Directions: Go through the material below, count the lines with the word "Observer", and reply with the count alone.

Records supplied:
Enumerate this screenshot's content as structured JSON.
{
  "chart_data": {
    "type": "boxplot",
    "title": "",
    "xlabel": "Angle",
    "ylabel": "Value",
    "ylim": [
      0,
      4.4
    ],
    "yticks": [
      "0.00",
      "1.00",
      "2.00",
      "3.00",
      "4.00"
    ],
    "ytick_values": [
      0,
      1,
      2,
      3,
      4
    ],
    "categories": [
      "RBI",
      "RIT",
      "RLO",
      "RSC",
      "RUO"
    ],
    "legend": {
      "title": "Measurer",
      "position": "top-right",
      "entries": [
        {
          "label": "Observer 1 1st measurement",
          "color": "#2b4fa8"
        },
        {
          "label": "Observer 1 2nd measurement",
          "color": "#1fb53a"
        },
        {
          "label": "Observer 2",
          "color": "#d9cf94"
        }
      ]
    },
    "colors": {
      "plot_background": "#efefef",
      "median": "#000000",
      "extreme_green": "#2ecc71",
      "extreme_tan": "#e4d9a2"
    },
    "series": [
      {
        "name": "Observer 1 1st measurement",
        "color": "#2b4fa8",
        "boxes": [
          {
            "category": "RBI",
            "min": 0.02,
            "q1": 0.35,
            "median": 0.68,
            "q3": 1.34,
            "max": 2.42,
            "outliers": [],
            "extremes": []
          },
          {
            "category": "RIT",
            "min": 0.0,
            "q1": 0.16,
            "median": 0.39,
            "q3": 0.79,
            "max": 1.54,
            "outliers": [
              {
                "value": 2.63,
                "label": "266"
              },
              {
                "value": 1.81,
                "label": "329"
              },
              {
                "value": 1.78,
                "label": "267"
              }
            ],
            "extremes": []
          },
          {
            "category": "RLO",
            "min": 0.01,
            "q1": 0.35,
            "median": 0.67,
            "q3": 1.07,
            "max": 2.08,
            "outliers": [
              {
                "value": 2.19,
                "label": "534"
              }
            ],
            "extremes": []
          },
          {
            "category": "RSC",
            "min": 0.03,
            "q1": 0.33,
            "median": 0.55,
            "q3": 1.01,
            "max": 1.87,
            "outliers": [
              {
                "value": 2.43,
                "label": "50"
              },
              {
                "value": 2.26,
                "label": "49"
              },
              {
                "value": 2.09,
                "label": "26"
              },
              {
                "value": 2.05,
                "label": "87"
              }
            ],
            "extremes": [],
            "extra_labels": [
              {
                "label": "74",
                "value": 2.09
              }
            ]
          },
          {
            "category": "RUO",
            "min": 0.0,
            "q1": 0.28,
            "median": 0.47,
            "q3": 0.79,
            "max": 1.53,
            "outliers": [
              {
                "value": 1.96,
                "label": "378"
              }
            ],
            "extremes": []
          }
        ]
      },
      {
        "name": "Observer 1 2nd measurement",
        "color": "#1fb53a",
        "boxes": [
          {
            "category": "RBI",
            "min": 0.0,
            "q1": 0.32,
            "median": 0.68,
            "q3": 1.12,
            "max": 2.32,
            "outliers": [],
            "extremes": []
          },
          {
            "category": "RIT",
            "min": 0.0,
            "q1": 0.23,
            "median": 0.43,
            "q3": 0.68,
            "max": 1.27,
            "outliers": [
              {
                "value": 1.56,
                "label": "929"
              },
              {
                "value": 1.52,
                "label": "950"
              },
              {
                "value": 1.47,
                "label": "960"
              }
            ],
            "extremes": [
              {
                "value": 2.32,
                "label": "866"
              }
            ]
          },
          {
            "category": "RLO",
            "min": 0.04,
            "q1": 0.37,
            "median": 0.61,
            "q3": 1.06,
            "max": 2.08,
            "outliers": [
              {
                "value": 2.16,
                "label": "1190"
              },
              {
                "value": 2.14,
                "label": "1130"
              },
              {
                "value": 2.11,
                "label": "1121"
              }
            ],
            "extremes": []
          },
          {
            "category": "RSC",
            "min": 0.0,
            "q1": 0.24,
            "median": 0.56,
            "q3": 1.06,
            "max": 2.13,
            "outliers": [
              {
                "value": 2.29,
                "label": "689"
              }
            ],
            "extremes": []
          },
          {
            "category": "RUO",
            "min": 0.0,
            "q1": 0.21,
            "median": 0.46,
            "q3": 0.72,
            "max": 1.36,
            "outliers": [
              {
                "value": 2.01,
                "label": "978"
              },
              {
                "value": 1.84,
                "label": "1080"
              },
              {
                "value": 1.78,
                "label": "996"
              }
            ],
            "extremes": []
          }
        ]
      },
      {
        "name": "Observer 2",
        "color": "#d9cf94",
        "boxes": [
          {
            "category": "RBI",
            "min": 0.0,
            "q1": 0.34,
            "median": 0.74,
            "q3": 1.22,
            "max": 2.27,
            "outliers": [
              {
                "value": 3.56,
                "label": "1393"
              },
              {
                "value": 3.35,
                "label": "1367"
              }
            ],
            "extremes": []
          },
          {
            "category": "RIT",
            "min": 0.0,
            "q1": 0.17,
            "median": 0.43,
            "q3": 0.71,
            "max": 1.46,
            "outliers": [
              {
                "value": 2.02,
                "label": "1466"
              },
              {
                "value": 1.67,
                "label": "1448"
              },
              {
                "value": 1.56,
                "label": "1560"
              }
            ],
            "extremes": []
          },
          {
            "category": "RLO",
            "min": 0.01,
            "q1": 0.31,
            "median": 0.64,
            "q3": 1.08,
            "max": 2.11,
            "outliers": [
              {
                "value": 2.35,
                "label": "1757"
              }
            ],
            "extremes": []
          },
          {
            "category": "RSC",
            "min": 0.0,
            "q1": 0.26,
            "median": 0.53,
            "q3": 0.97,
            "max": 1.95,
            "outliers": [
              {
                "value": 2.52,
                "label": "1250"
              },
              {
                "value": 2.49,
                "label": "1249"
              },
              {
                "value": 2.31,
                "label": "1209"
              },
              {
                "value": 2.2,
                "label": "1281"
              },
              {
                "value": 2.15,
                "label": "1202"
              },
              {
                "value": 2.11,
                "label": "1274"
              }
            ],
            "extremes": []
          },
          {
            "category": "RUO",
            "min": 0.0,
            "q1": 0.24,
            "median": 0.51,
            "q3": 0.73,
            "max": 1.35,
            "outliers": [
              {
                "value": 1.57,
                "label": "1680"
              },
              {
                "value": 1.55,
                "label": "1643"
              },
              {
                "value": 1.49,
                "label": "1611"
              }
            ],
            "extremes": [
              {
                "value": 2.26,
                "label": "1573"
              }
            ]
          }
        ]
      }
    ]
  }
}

Answer to this exercise: 6